— Exercise brief —
Each entry that follows is to be retyped exactly. Pictures do not belong in the copy.

•••

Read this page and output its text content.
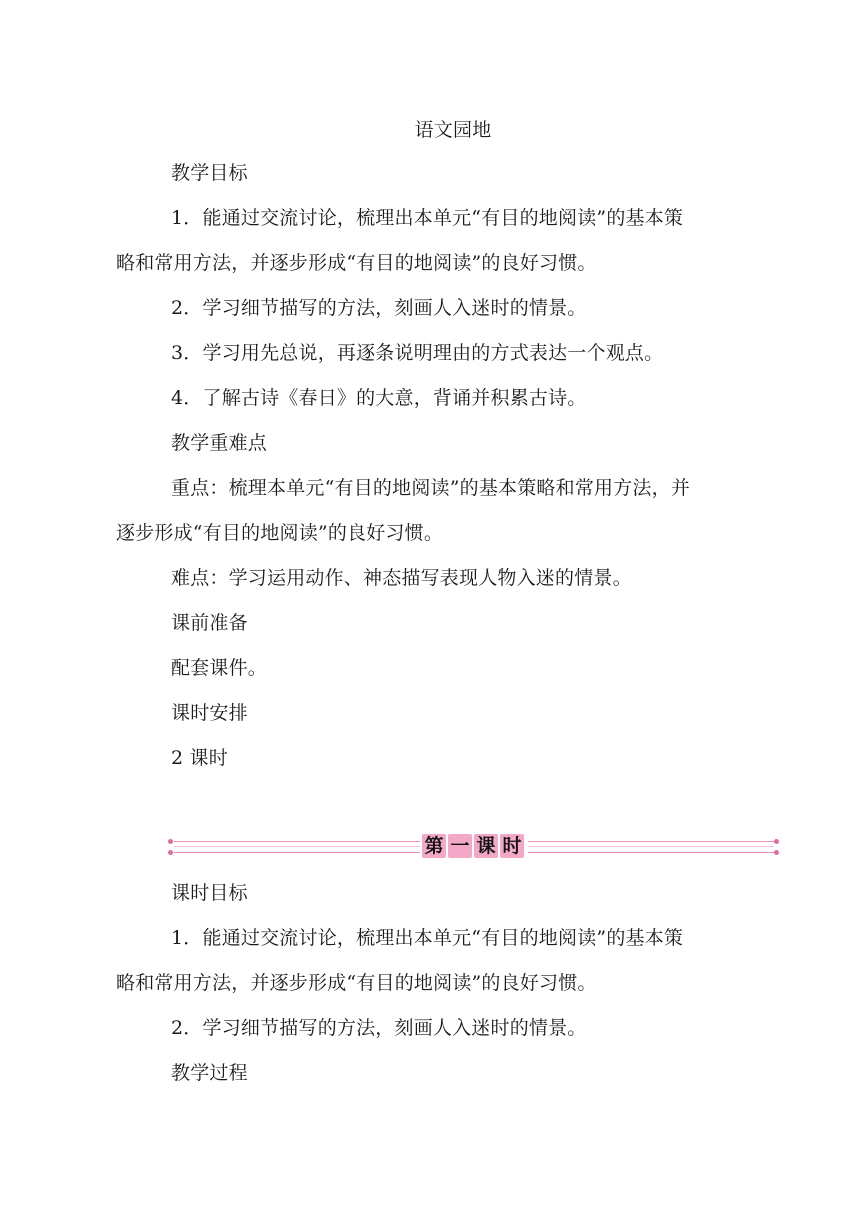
语文园地
教学目标
1．能通过交流讨论，梳理出本单元“有目的地阅读”的基本策
略和常用方法，并逐步形成“有目的地阅读”的良好习惯。
2．学习细节描写的方法，刻画人入迷时的情景。
3．学习用先总说，再逐条说明理由的方式表达一个观点。
4．了解古诗《春日》的大意，背诵并积累古诗。
教学重难点
重点：梳理本单元“有目的地阅读”的基本策略和常用方法，并
逐步形成“有目的地阅读”的良好习惯。
难点：学习运用动作、神态描写表现人物入迷的情景。
课前准备
配套课件。
课时安排
2 课时
第 一 课 时
课时目标
1．能通过交流讨论，梳理出本单元“有目的地阅读”的基本策
略和常用方法，并逐步形成“有目的地阅读”的良好习惯。
2．学习细节描写的方法，刻画人入迷时的情景。
教学过程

•••

— Output for this exercise —
Read this page and output its text content.
语文园地
教学目标
1．能通过交流讨论，梳理出本单元“有目的地阅读”的基本策
略和常用方法，并逐步形成“有目的地阅读”的良好习惯。
2．学习细节描写的方法，刻画人入迷时的情景。
3．学习用先总说，再逐条说明理由的方式表达一个观点。
4．了解古诗《春日》的大意，背诵并积累古诗。
教学重难点
重点：梳理本单元“有目的地阅读”的基本策略和常用方法，并
逐步形成“有目的地阅读”的良好习惯。
难点：学习运用动作、神态描写表现人物入迷的情景。
课前准备
配套课件。
课时安排
2 课时
第 一 课 时
课时目标
1．能通过交流讨论，梳理出本单元“有目的地阅读”的基本策
略和常用方法，并逐步形成“有目的地阅读”的良好习惯。
2．学习细节描写的方法，刻画人入迷时的情景。
教学过程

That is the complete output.